### Exercise directions
Repeat the listing that follows, character for character, minus the pictures.

### Task inputs
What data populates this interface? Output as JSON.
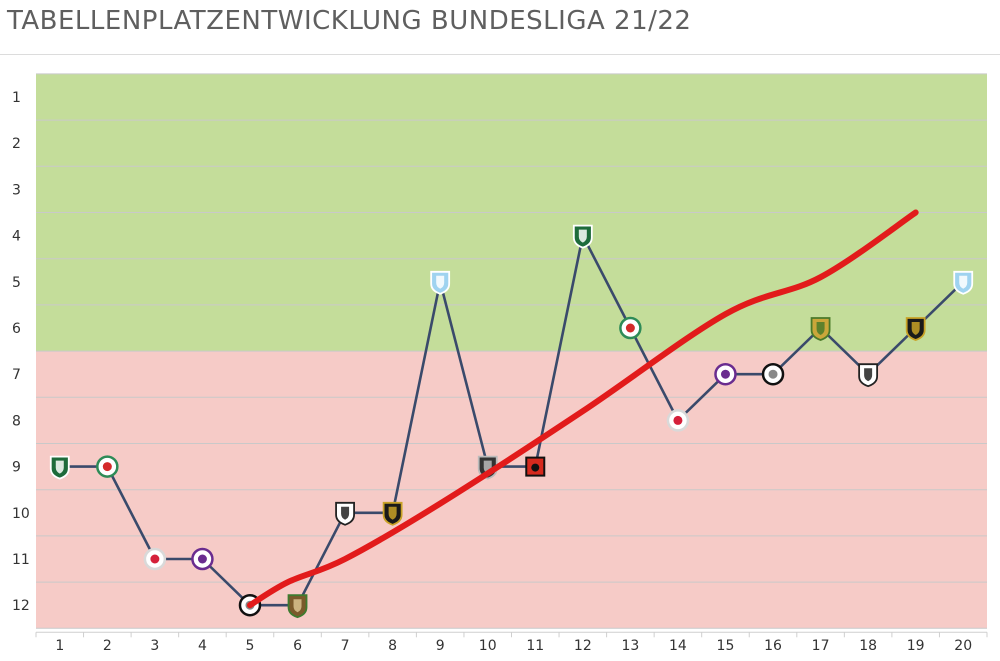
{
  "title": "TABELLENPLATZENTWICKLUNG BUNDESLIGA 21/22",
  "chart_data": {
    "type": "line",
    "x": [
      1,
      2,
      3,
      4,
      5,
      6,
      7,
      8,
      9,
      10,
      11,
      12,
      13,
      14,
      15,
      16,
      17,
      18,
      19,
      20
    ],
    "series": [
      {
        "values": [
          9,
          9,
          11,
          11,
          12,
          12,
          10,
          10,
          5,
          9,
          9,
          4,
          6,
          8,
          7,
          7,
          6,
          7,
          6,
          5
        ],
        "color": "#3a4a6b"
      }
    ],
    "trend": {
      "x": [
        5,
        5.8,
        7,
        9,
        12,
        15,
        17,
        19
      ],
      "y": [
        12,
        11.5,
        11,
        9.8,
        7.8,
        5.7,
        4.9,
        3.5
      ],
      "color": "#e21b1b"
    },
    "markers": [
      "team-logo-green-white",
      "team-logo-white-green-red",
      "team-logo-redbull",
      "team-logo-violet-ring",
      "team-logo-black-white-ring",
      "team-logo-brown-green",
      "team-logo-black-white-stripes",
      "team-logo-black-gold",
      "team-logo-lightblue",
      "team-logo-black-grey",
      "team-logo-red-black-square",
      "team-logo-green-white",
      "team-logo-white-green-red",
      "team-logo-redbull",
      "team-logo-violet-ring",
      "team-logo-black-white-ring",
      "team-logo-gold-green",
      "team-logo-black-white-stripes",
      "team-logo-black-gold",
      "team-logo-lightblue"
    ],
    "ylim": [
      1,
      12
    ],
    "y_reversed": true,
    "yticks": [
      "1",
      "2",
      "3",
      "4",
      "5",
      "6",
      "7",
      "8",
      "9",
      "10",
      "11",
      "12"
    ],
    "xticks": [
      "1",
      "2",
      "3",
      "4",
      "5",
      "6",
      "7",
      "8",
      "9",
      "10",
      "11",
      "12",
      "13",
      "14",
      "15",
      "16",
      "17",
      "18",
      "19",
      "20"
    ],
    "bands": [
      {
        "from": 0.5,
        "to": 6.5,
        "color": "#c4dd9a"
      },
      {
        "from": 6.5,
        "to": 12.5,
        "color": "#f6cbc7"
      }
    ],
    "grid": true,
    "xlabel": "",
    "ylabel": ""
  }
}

### Correct answer
What data populates this interface? Output as JSON.
{
  "title": "TABELLENPLATZENTWICKLUNG BUNDESLIGA 21/22",
  "chart_data": {
    "type": "line",
    "x": [
      1,
      2,
      3,
      4,
      5,
      6,
      7,
      8,
      9,
      10,
      11,
      12,
      13,
      14,
      15,
      16,
      17,
      18,
      19,
      20
    ],
    "series": [
      {
        "values": [
          9,
          9,
          11,
          11,
          12,
          12,
          10,
          10,
          5,
          9,
          9,
          4,
          6,
          8,
          7,
          7,
          6,
          7,
          6,
          5
        ],
        "color": "#3a4a6b"
      }
    ],
    "trend": {
      "x": [
        5,
        5.8,
        7,
        9,
        12,
        15,
        17,
        19
      ],
      "y": [
        12,
        11.5,
        11,
        9.8,
        7.8,
        5.7,
        4.9,
        3.5
      ],
      "color": "#e21b1b"
    },
    "markers": [
      "team-logo-green-white",
      "team-logo-white-green-red",
      "team-logo-redbull",
      "team-logo-violet-ring",
      "team-logo-black-white-ring",
      "team-logo-brown-green",
      "team-logo-black-white-stripes",
      "team-logo-black-gold",
      "team-logo-lightblue",
      "team-logo-black-grey",
      "team-logo-red-black-square",
      "team-logo-green-white",
      "team-logo-white-green-red",
      "team-logo-redbull",
      "team-logo-violet-ring",
      "team-logo-black-white-ring",
      "team-logo-gold-green",
      "team-logo-black-white-stripes",
      "team-logo-black-gold",
      "team-logo-lightblue"
    ],
    "ylim": [
      1,
      12
    ],
    "y_reversed": true,
    "yticks": [
      "1",
      "2",
      "3",
      "4",
      "5",
      "6",
      "7",
      "8",
      "9",
      "10",
      "11",
      "12"
    ],
    "xticks": [
      "1",
      "2",
      "3",
      "4",
      "5",
      "6",
      "7",
      "8",
      "9",
      "10",
      "11",
      "12",
      "13",
      "14",
      "15",
      "16",
      "17",
      "18",
      "19",
      "20"
    ],
    "bands": [
      {
        "from": 0.5,
        "to": 6.5,
        "color": "#c4dd9a"
      },
      {
        "from": 6.5,
        "to": 12.5,
        "color": "#f6cbc7"
      }
    ],
    "grid": true,
    "xlabel": "",
    "ylabel": ""
  }
}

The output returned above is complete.